[Data entries]
○ ○ ○ ○
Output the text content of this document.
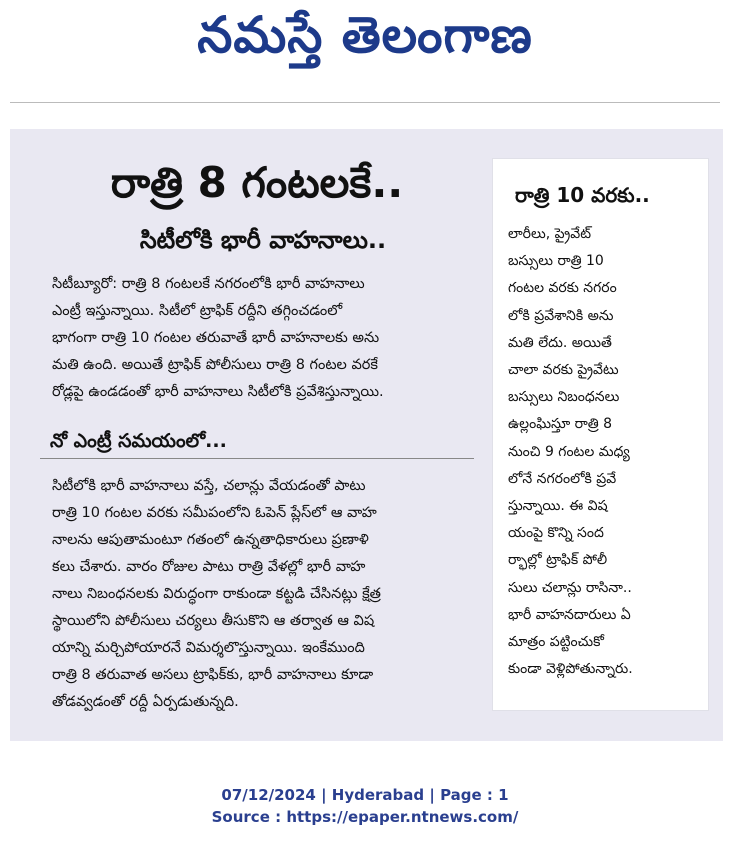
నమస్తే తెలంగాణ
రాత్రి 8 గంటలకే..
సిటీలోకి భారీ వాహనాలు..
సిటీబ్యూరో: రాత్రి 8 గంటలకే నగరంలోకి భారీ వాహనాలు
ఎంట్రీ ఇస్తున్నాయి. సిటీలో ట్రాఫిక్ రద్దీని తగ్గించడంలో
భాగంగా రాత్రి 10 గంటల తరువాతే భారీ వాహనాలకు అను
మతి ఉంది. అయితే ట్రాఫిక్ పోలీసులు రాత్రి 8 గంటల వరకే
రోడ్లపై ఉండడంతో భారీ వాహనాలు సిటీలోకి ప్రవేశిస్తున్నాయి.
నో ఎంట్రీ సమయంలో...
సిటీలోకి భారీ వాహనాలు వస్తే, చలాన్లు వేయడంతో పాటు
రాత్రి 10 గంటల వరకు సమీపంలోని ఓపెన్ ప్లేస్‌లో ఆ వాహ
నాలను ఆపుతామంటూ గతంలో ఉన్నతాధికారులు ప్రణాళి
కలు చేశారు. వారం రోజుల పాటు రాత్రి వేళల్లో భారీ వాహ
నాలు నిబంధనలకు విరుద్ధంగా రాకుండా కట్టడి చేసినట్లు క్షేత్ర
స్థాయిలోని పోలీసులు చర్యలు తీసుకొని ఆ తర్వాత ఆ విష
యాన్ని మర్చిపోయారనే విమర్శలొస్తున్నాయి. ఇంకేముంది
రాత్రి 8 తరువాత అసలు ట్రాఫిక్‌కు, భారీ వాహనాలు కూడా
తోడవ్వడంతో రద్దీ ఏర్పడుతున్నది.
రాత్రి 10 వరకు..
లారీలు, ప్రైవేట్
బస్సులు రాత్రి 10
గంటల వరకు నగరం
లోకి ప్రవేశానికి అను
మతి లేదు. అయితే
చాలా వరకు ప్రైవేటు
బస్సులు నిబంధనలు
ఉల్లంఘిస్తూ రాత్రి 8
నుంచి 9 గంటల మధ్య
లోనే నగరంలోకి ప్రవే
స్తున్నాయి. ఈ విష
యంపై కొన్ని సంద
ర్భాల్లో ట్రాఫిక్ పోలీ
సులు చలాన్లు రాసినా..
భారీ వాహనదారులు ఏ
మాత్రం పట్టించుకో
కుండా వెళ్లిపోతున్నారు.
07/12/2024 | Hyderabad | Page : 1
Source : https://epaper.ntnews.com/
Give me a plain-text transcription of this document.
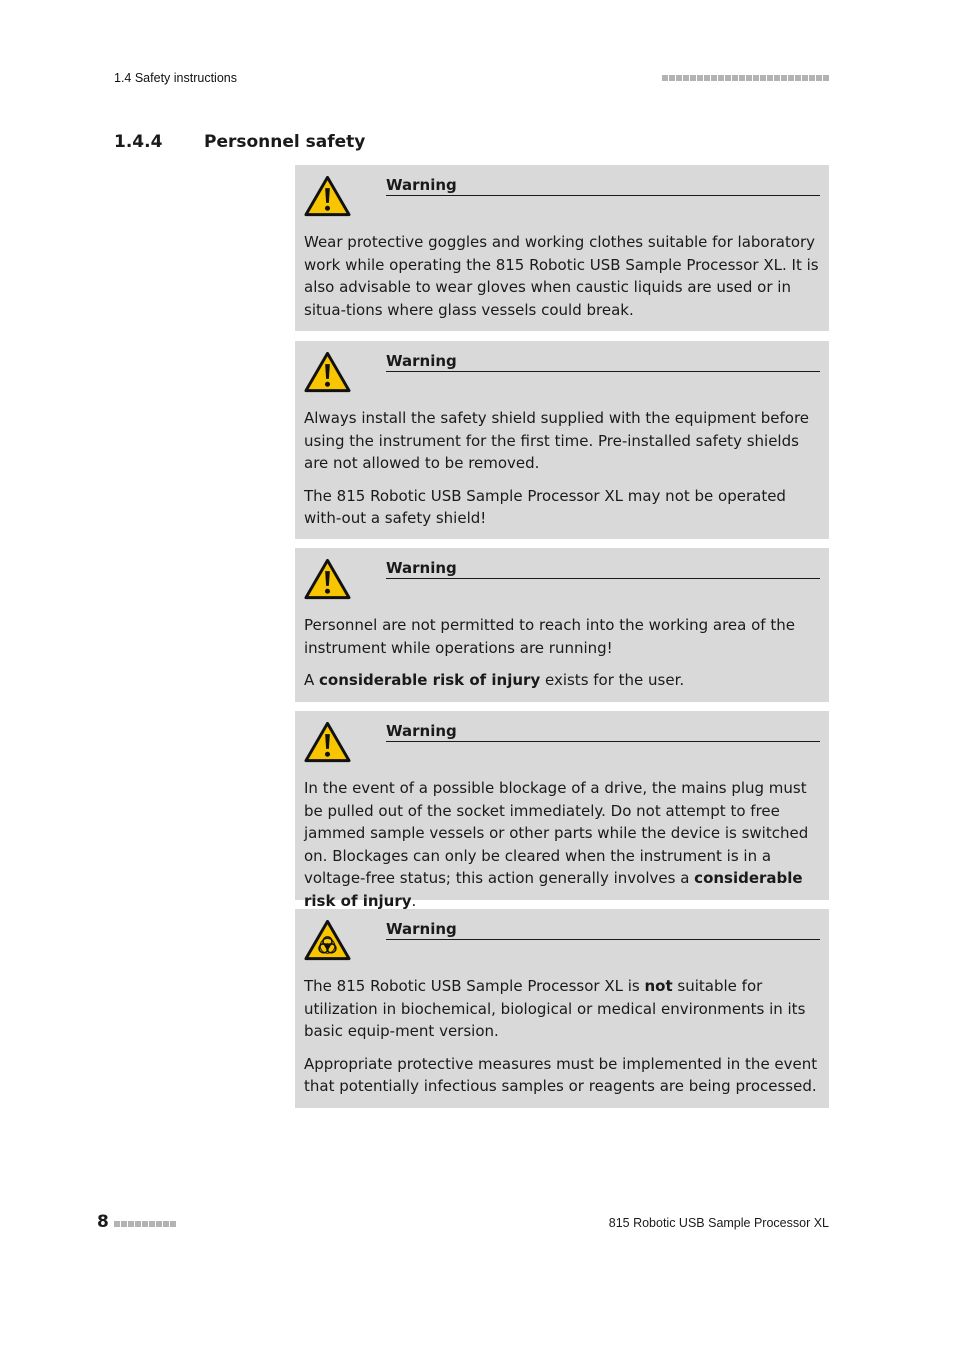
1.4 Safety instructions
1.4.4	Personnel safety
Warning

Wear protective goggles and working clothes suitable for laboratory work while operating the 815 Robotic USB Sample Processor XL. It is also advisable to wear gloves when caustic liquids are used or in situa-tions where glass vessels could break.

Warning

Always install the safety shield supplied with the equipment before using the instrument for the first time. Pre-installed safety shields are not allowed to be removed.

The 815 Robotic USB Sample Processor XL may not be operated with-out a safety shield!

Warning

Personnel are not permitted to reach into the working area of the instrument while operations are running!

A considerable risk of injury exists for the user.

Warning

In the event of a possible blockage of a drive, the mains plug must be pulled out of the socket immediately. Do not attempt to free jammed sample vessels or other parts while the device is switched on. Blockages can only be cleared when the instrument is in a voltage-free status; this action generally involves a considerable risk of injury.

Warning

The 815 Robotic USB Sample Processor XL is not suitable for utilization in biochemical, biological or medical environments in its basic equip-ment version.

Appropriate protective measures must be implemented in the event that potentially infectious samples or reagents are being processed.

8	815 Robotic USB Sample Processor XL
○ ○ ○ ○
GIVEN REQUEST: Please set down each line of the data above exactly as written, without the pictures.

EXERCISE SOLUTION:
Output the text content of this document.
నమస్తే తెలంగాణ
రాత్రి 8 గంటలకే..
సిటీలోకి భారీ వాహనాలు..
సిటీబ్యూరో: రాత్రి 8 గంటలకే నగరంలోకి భారీ వాహనాలు
ఎంట్రీ ఇస్తున్నాయి. సిటీలో ట్రాఫిక్ రద్దీని తగ్గించడంలో
భాగంగా రాత్రి 10 గంటల తరువాతే భారీ వాహనాలకు అను
మతి ఉంది. అయితే ట్రాఫిక్ పోలీసులు రాత్రి 8 గంటల వరకే
రోడ్లపై ఉండడంతో భారీ వాహనాలు సిటీలోకి ప్రవేశిస్తున్నాయి.
నో ఎంట్రీ సమయంలో...
సిటీలోకి భారీ వాహనాలు వస్తే, చలాన్లు వేయడంతో పాటు
రాత్రి 10 గంటల వరకు సమీపంలోని ఓపెన్ ప్లేస్‌లో ఆ వాహ
నాలను ఆపుతామంటూ గతంలో ఉన్నతాధికారులు ప్రణాళి
కలు చేశారు. వారం రోజుల పాటు రాత్రి వేళల్లో భారీ వాహ
నాలు నిబంధనలకు విరుద్ధంగా రాకుండా కట్టడి చేసినట్లు క్షేత్ర
స్థాయిలోని పోలీసులు చర్యలు తీసుకొని ఆ తర్వాత ఆ విష
యాన్ని మర్చిపోయారనే విమర్శలొస్తున్నాయి. ఇంకేముంది
రాత్రి 8 తరువాత అసలు ట్రాఫిక్‌కు, భారీ వాహనాలు కూడా
తోడవ్వడంతో రద్దీ ఏర్పడుతున్నది.
రాత్రి 10 వరకు..
లారీలు, ప్రైవేట్
బస్సులు రాత్రి 10
గంటల వరకు నగరం
లోకి ప్రవేశానికి అను
మతి లేదు. అయితే
చాలా వరకు ప్రైవేటు
బస్సులు నిబంధనలు
ఉల్లంఘిస్తూ రాత్రి 8
నుంచి 9 గంటల మధ్య
లోనే నగరంలోకి ప్రవే
స్తున్నాయి. ఈ విష
యంపై కొన్ని సంద
ర్భాల్లో ట్రాఫిక్ పోలీ
సులు చలాన్లు రాసినా..
భారీ వాహనదారులు ఏ
మాత్రం పట్టించుకో
కుండా వెళ్లిపోతున్నారు.
07/12/2024 | Hyderabad | Page : 1
Source : https://epaper.ntnews.com/
Give me a plain-text transcription of this document.
1.4 Safety instructions
1.4.4	Personnel safety
Warning

Wear protective goggles and working clothes suitable for laboratory work while operating the 815 Robotic USB Sample Processor XL. It is also advisable to wear gloves when caustic liquids are used or in situa-tions where glass vessels could break.

Warning

Always install the safety shield supplied with the equipment before using the instrument for the first time. Pre-installed safety shields are not allowed to be removed.

The 815 Robotic USB Sample Processor XL may not be operated with-out a safety shield!

Warning

Personnel are not permitted to reach into the working area of the instrument while operations are running!

A considerable risk of injury exists for the user.

Warning

In the event of a possible blockage of a drive, the mains plug must be pulled out of the socket immediately. Do not attempt to free jammed sample vessels or other parts while the device is switched on. Blockages can only be cleared when the instrument is in a voltage-free status; this action generally involves a considerable risk of injury.

Warning

The 815 Robotic USB Sample Processor XL is not suitable for utilization in biochemical, biological or medical environments in its basic equip-ment version.

Appropriate protective measures must be implemented in the event that potentially infectious samples or reagents are being processed.

8	815 Robotic USB Sample Processor XL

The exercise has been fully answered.